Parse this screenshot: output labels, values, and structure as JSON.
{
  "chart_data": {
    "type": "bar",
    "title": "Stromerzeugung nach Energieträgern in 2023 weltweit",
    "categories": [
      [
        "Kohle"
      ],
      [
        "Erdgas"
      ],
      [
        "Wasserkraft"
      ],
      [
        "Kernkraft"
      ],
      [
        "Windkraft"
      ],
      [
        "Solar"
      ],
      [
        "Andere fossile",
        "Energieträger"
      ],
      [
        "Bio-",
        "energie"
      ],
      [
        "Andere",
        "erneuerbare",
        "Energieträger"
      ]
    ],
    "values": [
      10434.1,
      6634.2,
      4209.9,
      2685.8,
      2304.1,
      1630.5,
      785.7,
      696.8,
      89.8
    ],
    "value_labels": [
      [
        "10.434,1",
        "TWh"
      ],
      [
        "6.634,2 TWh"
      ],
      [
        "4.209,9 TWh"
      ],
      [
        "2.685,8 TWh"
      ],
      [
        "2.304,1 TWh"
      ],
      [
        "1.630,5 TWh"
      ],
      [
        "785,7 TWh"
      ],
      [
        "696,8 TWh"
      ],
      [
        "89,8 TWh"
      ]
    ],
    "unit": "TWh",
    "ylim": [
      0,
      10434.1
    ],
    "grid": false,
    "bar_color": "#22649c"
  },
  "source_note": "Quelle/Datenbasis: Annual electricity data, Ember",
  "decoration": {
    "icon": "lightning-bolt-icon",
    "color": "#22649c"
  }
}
○ ○ ○ ○ ○ ○ ○
# Exercise description
Reproduce the whole listing word for word.

# Solution for this task
Parse this screenshot: output labels, values, and structure as JSON.
{
  "chart_data": {
    "type": "bar",
    "title": "Stromerzeugung nach Energieträgern in 2023 weltweit",
    "categories": [
      [
        "Kohle"
      ],
      [
        "Erdgas"
      ],
      [
        "Wasserkraft"
      ],
      [
        "Kernkraft"
      ],
      [
        "Windkraft"
      ],
      [
        "Solar"
      ],
      [
        "Andere fossile",
        "Energieträger"
      ],
      [
        "Bio-",
        "energie"
      ],
      [
        "Andere",
        "erneuerbare",
        "Energieträger"
      ]
    ],
    "values": [
      10434.1,
      6634.2,
      4209.9,
      2685.8,
      2304.1,
      1630.5,
      785.7,
      696.8,
      89.8
    ],
    "value_labels": [
      [
        "10.434,1",
        "TWh"
      ],
      [
        "6.634,2 TWh"
      ],
      [
        "4.209,9 TWh"
      ],
      [
        "2.685,8 TWh"
      ],
      [
        "2.304,1 TWh"
      ],
      [
        "1.630,5 TWh"
      ],
      [
        "785,7 TWh"
      ],
      [
        "696,8 TWh"
      ],
      [
        "89,8 TWh"
      ]
    ],
    "unit": "TWh",
    "ylim": [
      0,
      10434.1
    ],
    "grid": false,
    "bar_color": "#22649c"
  },
  "source_note": "Quelle/Datenbasis: Annual electricity data, Ember",
  "decoration": {
    "icon": "lightning-bolt-icon",
    "color": "#22649c"
  }
}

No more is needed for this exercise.